**Problems to solve:**
[1] Reproduce the passage about shopping at Barefoot Landing word for word, from "Mandi Reaves grew" to "seen everywhere else.", inclusive.
[2] Carry on the passage about shopping at Barefoot Landing from the point where it stops.

**Text passage:**

START

Premium shopping on the Grand Strand doesn't look like what most visitors expect. The resort wear racks and outlet corridors are there, but they're not the whole story. At Barefoot Landing in North Myrtle Beach, two stops sit within steps of each other and answer the same question — what am I shopping for today? — in ways that couldn't be more different. Monkee's of Myrtle Beach is the answer for the shopper who already knows her aesthetic, who walks in with an occasion in mind and leaves with something hand-picked by a buyer with a real eye. The selection is seasonal, edited tight, and styled the moment you walk through the door. Then there's the other path — the one where you go in looking for a Pandora charm and leave carrying a hand-sculpted sea turtle you didn't know existed. That's The Mole Hole. In business on the Grand Strand since 1978, it is the rare shop where the browsing is the point.
Mandi Reaves grew up in North Myrtle Beach and opened Monkee's here in 2019 alongside her aunt and co-owner, Sonya Martin. Their shared observation was simple: the Grand Strand had resort wear. What it lacked was somewhere a woman could walk in, describe an occasion, and leave dressed head to toe in something she hadn't seen everywhere else.

END

Annotated element entries
START

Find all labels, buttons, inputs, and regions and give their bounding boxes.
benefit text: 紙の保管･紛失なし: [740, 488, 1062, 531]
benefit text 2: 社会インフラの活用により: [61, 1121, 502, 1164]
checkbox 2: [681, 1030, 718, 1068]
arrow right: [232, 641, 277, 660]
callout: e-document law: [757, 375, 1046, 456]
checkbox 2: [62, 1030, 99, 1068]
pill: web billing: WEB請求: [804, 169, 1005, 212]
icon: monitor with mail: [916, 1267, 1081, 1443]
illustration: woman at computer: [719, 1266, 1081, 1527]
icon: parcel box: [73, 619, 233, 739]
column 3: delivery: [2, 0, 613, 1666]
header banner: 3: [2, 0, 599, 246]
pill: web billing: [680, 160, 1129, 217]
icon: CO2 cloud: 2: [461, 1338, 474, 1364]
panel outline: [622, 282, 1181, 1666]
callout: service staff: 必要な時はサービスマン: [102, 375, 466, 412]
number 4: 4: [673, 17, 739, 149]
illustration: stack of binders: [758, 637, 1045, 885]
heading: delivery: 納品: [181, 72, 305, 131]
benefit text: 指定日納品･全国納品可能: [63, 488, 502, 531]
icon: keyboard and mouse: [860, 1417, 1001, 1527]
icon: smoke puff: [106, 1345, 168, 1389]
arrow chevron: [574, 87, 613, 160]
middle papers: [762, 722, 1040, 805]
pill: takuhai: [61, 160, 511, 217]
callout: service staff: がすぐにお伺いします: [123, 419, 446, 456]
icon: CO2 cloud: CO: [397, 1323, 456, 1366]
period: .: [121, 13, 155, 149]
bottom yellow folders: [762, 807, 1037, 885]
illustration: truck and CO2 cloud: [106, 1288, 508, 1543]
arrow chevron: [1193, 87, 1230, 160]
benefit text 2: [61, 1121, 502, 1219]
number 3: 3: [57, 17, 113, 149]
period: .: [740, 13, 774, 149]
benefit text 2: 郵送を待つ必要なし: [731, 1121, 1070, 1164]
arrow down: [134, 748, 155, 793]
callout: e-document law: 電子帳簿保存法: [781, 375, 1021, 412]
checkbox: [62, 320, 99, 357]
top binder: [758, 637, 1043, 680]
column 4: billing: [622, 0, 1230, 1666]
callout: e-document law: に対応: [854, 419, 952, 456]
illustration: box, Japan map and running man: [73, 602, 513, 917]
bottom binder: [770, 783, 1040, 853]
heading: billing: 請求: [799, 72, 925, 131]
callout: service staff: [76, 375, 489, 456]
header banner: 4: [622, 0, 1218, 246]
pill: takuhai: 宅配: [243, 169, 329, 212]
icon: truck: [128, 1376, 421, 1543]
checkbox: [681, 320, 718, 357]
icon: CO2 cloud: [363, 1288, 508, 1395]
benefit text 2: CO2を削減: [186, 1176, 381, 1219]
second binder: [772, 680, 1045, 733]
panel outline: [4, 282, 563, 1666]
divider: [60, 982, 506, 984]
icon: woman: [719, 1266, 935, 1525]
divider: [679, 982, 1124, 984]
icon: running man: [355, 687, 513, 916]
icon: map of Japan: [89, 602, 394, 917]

END

**Answers by task:**
[1]
Mandi Reaves grew up in North Myrtle Beach and opened Monkee's here in 2019 alongside her aunt and co-owner, Sonya Martin. Their shared observation was simple: the Grand Strand had resort wear. What it lacked was somewhere a woman could walk in, describe an occasion, and leave dressed head to toe in something she hadn't seen everywhere else.

[2]
Monkee's fills that gap. The inventory — designer clothing, shoes, and accessories from labels including Anna Cate, Crosby, and Esqualo — rotates seasonally and is hand-picked each time. The store is intentionally edited for that reason. What you find here you won't find in the next shop down the boardwalk. Reviewers consistently point to the buyer's eye as the differentiator: their buyer has a great eye when choosing items is the kind of comment that shows up again and again.
The shopping experience leans personal. Staff come to you. They'll suggest, style, and put together a complete look if that's what you want. The store's own framing — shopping in your most fashionable girlfriend's oversized closet — captures the atmosphere accurately. It's relaxed and attentive at the same time. You arrive with an intention, and the store works around it.
This is the stop for the shopper who already knows her aesthetic, who has an event coming up, who wants to leave with something that fits and feels chosen rather than settled for.
The Mole Hole has been at this longer than most visitors have been alive. In business on the Grand Strand since 1978, with locations at both Barefoot Landing and Broadway at the Beach, it has built the kind of loyalty that comes only from repeat visits — and repeat surprise.
The draw is abundance. Fine gifts, collectibles, jewelry, clocks, wall art, figurines, candles, and things that resist easy categorization all share the floor. Swarovski crystal. Pandora beads. Rhythm clocks. Spartina handbags. Brighton accessories. Jim Shore collections. Wee Forest Folk. The inventory is not curated in the Monkee's sense — it is assembled, broad, and constantly rotating. Regulars say the same thing: if you see it here, buy it now. You won't find it anywhere else. That's not a sales pitch. It's an accurate description of how the store works.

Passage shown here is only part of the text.